▸ PROBLEM STATEMENT
Read the lines that follow and tally those with the word "Explanation"; give the number and nothing else.

▸ GIVEN RECORDS
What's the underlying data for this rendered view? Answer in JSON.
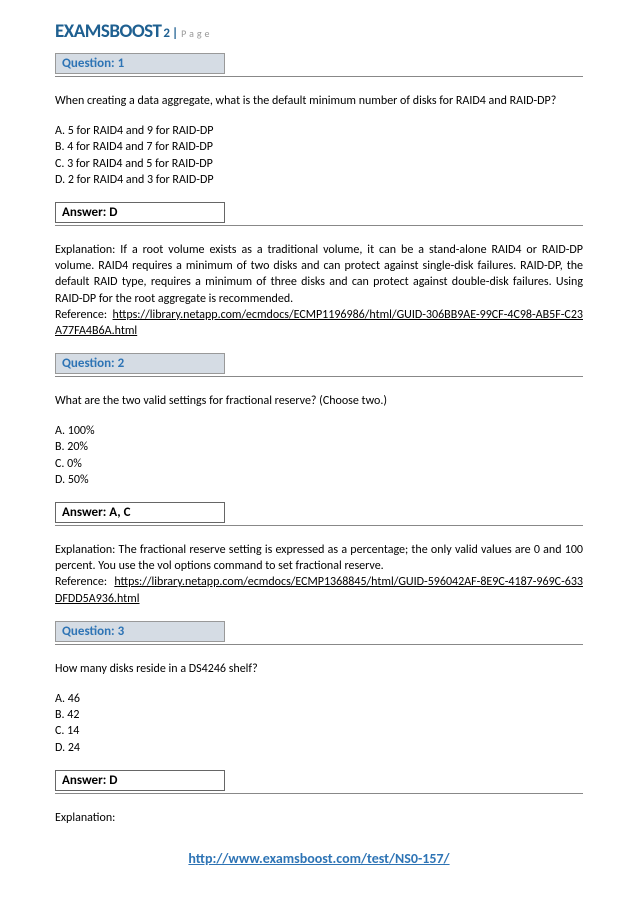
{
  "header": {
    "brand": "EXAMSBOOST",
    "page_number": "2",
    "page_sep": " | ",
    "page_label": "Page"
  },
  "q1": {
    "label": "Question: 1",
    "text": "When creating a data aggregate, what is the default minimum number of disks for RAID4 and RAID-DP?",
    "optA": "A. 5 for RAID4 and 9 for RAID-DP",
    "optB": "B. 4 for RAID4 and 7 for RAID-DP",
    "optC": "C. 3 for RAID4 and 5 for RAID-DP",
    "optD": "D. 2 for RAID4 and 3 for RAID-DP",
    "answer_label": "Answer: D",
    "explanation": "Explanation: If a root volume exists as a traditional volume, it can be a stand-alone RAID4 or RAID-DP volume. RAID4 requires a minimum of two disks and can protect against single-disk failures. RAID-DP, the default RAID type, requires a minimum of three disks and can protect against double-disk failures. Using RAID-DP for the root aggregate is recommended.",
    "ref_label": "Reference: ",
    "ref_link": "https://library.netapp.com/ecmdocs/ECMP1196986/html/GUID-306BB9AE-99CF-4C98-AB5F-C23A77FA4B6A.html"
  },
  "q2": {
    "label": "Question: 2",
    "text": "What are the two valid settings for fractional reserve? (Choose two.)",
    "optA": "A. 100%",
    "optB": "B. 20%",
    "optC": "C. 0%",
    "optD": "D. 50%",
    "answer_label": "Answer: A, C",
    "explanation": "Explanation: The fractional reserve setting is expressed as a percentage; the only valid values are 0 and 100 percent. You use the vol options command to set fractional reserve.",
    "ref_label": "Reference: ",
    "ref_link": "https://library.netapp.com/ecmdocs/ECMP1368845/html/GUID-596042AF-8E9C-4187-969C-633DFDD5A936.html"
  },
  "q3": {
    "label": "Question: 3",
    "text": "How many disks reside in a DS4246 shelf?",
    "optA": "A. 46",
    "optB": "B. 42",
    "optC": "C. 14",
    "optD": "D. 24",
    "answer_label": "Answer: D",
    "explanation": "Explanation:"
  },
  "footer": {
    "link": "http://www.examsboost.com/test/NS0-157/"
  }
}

▸ EXPECTED OUTPUT
3